WRITTEN TASK
Copy out each line exactly as it appears.

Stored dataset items
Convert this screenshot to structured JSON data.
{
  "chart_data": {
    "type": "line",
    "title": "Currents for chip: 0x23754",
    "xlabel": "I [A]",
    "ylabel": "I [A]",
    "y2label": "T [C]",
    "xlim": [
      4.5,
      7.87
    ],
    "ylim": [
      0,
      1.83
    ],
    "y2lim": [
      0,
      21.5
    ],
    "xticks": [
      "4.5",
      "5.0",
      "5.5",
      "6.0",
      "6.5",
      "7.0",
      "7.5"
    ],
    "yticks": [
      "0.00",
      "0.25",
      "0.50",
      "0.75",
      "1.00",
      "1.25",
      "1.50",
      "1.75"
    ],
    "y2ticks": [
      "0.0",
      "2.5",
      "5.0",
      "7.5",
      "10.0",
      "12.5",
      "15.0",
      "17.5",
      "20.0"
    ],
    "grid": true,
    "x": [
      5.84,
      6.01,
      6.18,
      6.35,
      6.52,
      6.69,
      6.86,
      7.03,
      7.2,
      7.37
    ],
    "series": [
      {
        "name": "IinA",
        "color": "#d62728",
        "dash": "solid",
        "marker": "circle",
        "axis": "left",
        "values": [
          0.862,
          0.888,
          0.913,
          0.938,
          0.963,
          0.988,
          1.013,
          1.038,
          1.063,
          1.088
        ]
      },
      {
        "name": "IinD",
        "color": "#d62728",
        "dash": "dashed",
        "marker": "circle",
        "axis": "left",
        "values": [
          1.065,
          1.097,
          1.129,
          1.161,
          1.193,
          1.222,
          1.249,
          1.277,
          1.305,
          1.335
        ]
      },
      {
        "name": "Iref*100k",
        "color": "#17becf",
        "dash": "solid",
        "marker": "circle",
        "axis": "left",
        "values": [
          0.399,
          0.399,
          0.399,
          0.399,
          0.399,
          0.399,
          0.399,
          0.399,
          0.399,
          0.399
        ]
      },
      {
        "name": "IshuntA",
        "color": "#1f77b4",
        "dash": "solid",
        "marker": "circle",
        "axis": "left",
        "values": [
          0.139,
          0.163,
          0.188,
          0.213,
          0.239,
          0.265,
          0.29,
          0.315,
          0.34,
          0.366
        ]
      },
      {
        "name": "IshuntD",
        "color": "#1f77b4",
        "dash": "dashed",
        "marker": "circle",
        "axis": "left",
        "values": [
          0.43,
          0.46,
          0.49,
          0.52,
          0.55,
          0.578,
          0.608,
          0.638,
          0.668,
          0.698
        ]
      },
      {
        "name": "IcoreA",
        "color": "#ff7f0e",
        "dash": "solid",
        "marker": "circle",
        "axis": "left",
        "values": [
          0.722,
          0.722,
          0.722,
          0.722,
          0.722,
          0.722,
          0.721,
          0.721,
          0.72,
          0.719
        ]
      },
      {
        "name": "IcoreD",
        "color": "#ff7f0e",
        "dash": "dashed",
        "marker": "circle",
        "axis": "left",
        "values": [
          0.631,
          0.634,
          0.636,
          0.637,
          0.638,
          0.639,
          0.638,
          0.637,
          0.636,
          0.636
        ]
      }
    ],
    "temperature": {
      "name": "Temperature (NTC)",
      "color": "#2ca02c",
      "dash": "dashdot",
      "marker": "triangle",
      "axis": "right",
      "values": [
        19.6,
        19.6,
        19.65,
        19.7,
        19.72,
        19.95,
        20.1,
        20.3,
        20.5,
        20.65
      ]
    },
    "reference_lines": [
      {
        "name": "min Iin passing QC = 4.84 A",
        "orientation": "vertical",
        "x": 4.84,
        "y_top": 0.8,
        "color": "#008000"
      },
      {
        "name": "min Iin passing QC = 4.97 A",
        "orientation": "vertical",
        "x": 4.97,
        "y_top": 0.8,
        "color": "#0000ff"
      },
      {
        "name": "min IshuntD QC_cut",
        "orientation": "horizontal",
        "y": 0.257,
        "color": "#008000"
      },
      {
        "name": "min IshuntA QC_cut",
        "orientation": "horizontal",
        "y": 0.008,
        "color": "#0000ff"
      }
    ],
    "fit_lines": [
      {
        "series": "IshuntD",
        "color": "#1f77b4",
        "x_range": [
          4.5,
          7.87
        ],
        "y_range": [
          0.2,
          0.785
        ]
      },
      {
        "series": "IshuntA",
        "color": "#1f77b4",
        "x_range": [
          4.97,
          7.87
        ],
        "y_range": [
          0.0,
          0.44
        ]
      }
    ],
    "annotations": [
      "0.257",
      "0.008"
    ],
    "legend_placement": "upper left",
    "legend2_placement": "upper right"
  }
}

RESULT
Convert this screenshot to structured JSON data.
{
  "chart_data": {
    "type": "line",
    "title": "Currents for chip: 0x23754",
    "xlabel": "I [A]",
    "ylabel": "I [A]",
    "y2label": "T [C]",
    "xlim": [
      4.5,
      7.87
    ],
    "ylim": [
      0,
      1.83
    ],
    "y2lim": [
      0,
      21.5
    ],
    "xticks": [
      "4.5",
      "5.0",
      "5.5",
      "6.0",
      "6.5",
      "7.0",
      "7.5"
    ],
    "yticks": [
      "0.00",
      "0.25",
      "0.50",
      "0.75",
      "1.00",
      "1.25",
      "1.50",
      "1.75"
    ],
    "y2ticks": [
      "0.0",
      "2.5",
      "5.0",
      "7.5",
      "10.0",
      "12.5",
      "15.0",
      "17.5",
      "20.0"
    ],
    "grid": true,
    "x": [
      5.84,
      6.01,
      6.18,
      6.35,
      6.52,
      6.69,
      6.86,
      7.03,
      7.2,
      7.37
    ],
    "series": [
      {
        "name": "IinA",
        "color": "#d62728",
        "dash": "solid",
        "marker": "circle",
        "axis": "left",
        "values": [
          0.862,
          0.888,
          0.913,
          0.938,
          0.963,
          0.988,
          1.013,
          1.038,
          1.063,
          1.088
        ]
      },
      {
        "name": "IinD",
        "color": "#d62728",
        "dash": "dashed",
        "marker": "circle",
        "axis": "left",
        "values": [
          1.065,
          1.097,
          1.129,
          1.161,
          1.193,
          1.222,
          1.249,
          1.277,
          1.305,
          1.335
        ]
      },
      {
        "name": "Iref*100k",
        "color": "#17becf",
        "dash": "solid",
        "marker": "circle",
        "axis": "left",
        "values": [
          0.399,
          0.399,
          0.399,
          0.399,
          0.399,
          0.399,
          0.399,
          0.399,
          0.399,
          0.399
        ]
      },
      {
        "name": "IshuntA",
        "color": "#1f77b4",
        "dash": "solid",
        "marker": "circle",
        "axis": "left",
        "values": [
          0.139,
          0.163,
          0.188,
          0.213,
          0.239,
          0.265,
          0.29,
          0.315,
          0.34,
          0.366
        ]
      },
      {
        "name": "IshuntD",
        "color": "#1f77b4",
        "dash": "dashed",
        "marker": "circle",
        "axis": "left",
        "values": [
          0.43,
          0.46,
          0.49,
          0.52,
          0.55,
          0.578,
          0.608,
          0.638,
          0.668,
          0.698
        ]
      },
      {
        "name": "IcoreA",
        "color": "#ff7f0e",
        "dash": "solid",
        "marker": "circle",
        "axis": "left",
        "values": [
          0.722,
          0.722,
          0.722,
          0.722,
          0.722,
          0.722,
          0.721,
          0.721,
          0.72,
          0.719
        ]
      },
      {
        "name": "IcoreD",
        "color": "#ff7f0e",
        "dash": "dashed",
        "marker": "circle",
        "axis": "left",
        "values": [
          0.631,
          0.634,
          0.636,
          0.637,
          0.638,
          0.639,
          0.638,
          0.637,
          0.636,
          0.636
        ]
      }
    ],
    "temperature": {
      "name": "Temperature (NTC)",
      "color": "#2ca02c",
      "dash": "dashdot",
      "marker": "triangle",
      "axis": "right",
      "values": [
        19.6,
        19.6,
        19.65,
        19.7,
        19.72,
        19.95,
        20.1,
        20.3,
        20.5,
        20.65
      ]
    },
    "reference_lines": [
      {
        "name": "min Iin passing QC = 4.84 A",
        "orientation": "vertical",
        "x": 4.84,
        "y_top": 0.8,
        "color": "#008000"
      },
      {
        "name": "min Iin passing QC = 4.97 A",
        "orientation": "vertical",
        "x": 4.97,
        "y_top": 0.8,
        "color": "#0000ff"
      },
      {
        "name": "min IshuntD QC_cut",
        "orientation": "horizontal",
        "y": 0.257,
        "color": "#008000"
      },
      {
        "name": "min IshuntA QC_cut",
        "orientation": "horizontal",
        "y": 0.008,
        "color": "#0000ff"
      }
    ],
    "fit_lines": [
      {
        "series": "IshuntD",
        "color": "#1f77b4",
        "x_range": [
          4.5,
          7.87
        ],
        "y_range": [
          0.2,
          0.785
        ]
      },
      {
        "series": "IshuntA",
        "color": "#1f77b4",
        "x_range": [
          4.97,
          7.87
        ],
        "y_range": [
          0.0,
          0.44
        ]
      }
    ],
    "annotations": [
      "0.257",
      "0.008"
    ],
    "legend_placement": "upper left",
    "legend2_placement": "upper right"
  }
}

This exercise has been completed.